* Begin Input material *

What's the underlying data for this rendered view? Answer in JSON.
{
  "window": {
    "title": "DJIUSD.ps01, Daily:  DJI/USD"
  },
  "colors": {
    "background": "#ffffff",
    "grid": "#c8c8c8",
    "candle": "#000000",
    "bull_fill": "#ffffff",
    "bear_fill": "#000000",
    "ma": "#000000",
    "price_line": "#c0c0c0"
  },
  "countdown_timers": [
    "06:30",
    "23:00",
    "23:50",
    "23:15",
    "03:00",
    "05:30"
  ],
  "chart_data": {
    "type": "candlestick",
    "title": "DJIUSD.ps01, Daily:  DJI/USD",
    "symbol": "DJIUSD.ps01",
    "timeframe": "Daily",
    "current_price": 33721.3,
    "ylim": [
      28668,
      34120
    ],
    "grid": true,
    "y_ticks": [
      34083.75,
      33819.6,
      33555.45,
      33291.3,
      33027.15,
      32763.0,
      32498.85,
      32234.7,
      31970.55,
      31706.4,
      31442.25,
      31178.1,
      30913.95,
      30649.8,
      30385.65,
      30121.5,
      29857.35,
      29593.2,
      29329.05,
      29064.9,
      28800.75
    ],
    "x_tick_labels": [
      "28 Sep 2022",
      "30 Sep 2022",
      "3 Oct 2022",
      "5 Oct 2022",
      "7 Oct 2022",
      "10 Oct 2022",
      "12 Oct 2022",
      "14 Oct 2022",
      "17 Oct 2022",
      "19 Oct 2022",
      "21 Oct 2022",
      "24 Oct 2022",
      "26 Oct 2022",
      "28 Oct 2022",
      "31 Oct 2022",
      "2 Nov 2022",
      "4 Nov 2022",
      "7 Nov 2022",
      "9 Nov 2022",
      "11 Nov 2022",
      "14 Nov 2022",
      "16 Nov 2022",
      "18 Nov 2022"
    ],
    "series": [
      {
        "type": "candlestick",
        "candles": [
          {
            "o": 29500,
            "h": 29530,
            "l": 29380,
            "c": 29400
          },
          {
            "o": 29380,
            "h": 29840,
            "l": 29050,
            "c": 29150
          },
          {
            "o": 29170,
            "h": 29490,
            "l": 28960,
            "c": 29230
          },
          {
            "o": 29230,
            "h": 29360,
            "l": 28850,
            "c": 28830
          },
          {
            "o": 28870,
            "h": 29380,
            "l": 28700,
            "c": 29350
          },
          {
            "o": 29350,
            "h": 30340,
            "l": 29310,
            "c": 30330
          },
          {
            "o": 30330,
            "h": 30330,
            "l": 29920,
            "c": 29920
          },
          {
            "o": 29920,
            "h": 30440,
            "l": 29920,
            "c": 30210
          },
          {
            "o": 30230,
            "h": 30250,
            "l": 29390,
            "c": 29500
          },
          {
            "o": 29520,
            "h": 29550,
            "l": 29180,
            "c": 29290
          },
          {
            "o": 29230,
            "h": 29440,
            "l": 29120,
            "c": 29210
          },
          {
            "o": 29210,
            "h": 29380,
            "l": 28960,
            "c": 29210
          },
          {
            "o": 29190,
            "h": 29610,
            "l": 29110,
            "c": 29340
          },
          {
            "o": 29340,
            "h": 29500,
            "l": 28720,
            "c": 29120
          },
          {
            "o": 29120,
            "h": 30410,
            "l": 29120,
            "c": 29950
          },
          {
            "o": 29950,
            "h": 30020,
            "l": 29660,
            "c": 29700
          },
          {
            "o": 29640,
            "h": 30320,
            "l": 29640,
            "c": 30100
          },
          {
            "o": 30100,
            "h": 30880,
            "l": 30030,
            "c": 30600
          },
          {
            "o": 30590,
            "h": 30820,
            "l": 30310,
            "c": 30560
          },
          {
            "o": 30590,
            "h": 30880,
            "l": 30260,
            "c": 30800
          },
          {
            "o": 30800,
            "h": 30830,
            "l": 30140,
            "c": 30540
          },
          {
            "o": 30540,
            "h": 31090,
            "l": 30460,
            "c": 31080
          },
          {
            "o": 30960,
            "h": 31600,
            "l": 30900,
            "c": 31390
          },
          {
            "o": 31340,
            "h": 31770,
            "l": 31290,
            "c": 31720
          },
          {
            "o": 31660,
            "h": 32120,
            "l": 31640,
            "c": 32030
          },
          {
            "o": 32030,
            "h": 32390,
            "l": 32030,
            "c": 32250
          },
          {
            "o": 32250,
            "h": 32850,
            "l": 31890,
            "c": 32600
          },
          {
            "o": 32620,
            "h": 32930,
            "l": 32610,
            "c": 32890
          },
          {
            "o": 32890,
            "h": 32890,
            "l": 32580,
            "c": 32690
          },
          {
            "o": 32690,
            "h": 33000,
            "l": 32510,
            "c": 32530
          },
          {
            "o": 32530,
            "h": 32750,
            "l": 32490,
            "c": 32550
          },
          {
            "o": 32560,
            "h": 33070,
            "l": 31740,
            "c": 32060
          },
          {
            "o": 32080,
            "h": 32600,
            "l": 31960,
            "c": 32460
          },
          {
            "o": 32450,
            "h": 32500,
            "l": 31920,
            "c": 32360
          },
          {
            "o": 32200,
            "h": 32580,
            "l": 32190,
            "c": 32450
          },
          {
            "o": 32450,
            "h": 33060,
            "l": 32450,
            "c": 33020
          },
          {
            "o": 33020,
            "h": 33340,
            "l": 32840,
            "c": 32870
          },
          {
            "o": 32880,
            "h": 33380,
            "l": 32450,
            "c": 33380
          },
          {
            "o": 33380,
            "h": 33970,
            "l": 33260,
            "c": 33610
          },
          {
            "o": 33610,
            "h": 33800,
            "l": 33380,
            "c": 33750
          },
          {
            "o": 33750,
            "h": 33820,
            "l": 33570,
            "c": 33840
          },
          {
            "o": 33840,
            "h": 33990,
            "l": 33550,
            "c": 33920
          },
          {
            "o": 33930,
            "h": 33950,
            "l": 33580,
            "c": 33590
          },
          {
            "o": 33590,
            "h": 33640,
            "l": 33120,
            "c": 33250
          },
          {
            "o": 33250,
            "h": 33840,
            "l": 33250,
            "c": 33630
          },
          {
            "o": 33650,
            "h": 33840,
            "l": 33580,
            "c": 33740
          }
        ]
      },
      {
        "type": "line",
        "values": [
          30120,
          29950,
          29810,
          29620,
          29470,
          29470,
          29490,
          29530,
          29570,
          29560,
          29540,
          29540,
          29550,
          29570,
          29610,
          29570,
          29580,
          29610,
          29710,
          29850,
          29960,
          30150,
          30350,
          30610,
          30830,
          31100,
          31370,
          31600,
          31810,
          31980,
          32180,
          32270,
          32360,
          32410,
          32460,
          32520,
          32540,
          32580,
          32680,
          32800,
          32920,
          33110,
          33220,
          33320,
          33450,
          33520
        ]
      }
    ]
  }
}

* End Input material *

▶ [Prompt] Using the entries above, return each line that includes the word "candlestick".

▶ [The completed task]
    "type": "candlestick",
        "type": "candlestick",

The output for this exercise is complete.